TO BE DONE - Locate every line in the records that contains the string "查看连接属性" and copy each such line.

PROVIDED RECORDS -
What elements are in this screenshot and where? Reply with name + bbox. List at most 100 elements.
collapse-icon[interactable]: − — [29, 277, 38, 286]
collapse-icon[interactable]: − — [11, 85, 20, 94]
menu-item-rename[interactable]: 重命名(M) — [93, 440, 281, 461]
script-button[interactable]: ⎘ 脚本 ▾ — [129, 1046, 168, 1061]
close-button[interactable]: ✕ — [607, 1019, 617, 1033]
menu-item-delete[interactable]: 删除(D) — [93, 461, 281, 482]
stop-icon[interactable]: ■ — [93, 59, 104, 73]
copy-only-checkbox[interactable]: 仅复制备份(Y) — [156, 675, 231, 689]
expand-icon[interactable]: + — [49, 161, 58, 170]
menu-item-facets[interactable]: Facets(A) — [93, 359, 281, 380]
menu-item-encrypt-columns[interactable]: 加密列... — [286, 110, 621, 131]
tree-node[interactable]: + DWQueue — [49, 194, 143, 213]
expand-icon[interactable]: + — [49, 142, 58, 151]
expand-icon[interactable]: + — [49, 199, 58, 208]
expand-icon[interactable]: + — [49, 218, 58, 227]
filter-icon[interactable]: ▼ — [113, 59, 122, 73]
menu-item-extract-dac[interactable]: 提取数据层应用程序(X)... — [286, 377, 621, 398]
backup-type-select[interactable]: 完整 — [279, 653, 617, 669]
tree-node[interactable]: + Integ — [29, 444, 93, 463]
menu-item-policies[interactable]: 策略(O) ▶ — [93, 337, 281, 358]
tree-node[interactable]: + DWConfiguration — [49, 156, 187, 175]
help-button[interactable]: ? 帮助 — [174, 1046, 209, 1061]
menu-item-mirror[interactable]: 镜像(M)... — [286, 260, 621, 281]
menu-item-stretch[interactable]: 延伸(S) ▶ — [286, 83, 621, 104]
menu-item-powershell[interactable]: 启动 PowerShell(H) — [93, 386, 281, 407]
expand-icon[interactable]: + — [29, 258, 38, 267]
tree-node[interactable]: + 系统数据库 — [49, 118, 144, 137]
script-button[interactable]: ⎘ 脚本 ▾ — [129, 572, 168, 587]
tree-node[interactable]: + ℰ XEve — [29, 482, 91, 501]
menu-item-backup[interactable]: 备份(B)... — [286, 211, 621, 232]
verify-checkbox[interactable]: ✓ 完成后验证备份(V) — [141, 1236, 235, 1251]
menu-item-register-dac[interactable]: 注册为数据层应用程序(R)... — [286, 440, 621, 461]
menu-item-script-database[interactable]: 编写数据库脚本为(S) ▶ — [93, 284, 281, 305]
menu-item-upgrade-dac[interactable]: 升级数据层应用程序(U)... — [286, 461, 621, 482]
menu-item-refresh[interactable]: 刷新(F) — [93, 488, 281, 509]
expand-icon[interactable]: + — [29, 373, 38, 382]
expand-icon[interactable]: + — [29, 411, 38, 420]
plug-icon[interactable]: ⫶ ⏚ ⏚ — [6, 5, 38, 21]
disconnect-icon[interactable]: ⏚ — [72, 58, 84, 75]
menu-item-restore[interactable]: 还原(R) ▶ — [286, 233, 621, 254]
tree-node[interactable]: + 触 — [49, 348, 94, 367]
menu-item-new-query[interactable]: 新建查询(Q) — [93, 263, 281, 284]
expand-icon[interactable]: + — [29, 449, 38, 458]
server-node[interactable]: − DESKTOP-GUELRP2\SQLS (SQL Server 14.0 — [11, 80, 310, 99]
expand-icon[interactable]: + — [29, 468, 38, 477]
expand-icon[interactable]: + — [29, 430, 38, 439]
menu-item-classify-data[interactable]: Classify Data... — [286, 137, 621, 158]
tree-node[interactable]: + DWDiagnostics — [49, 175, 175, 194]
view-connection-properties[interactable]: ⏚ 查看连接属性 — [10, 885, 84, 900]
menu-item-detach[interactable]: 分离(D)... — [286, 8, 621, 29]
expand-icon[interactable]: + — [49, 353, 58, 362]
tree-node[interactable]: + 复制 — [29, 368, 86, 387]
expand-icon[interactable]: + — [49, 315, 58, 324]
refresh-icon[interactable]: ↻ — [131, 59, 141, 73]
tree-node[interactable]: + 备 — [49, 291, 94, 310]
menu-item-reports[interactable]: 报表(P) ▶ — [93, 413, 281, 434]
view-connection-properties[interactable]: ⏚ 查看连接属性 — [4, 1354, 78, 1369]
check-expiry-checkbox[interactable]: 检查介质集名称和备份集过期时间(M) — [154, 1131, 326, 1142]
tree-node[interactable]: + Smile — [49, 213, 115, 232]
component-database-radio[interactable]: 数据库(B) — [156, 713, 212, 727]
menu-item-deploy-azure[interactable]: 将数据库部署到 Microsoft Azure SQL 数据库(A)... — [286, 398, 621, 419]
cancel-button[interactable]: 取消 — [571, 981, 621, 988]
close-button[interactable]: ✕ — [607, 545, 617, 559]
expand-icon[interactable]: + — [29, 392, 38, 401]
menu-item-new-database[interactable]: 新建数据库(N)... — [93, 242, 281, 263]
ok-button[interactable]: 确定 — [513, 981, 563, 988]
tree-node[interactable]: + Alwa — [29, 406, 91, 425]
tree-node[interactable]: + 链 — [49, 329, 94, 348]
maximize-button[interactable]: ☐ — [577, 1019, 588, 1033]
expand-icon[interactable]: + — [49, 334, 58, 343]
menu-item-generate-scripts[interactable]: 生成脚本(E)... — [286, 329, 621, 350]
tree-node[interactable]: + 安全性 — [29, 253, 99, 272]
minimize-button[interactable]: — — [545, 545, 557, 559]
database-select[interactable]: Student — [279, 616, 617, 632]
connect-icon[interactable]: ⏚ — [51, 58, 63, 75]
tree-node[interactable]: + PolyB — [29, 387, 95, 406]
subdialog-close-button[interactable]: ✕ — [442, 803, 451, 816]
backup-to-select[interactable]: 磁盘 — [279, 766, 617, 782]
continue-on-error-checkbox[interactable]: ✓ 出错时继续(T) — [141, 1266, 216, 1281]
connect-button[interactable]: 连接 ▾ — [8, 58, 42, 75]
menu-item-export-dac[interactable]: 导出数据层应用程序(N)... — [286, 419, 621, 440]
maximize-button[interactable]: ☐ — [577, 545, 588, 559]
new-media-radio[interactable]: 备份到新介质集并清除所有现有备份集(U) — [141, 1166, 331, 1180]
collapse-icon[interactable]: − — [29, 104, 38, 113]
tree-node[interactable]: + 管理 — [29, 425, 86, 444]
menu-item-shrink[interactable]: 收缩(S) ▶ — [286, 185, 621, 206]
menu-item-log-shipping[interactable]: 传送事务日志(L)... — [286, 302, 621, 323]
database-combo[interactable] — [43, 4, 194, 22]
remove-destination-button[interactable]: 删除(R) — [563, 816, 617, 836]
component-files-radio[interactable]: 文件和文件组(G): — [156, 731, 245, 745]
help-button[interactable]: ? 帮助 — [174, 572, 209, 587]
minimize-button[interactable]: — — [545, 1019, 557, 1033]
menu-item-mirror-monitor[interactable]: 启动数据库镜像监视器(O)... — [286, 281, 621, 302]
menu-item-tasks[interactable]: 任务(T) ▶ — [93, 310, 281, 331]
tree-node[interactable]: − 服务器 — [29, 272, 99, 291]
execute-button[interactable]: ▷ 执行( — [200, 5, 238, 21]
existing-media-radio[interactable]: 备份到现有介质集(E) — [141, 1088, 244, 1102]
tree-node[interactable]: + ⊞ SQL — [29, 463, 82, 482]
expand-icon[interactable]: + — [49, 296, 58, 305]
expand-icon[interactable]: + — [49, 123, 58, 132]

EXPECTED ANSWER -
view-connection-properties[interactable]: ⏚ 查看连接属性 — [10, 885, 84, 900]
view-connection-properties[interactable]: ⏚ 查看连接属性 — [4, 1354, 78, 1369]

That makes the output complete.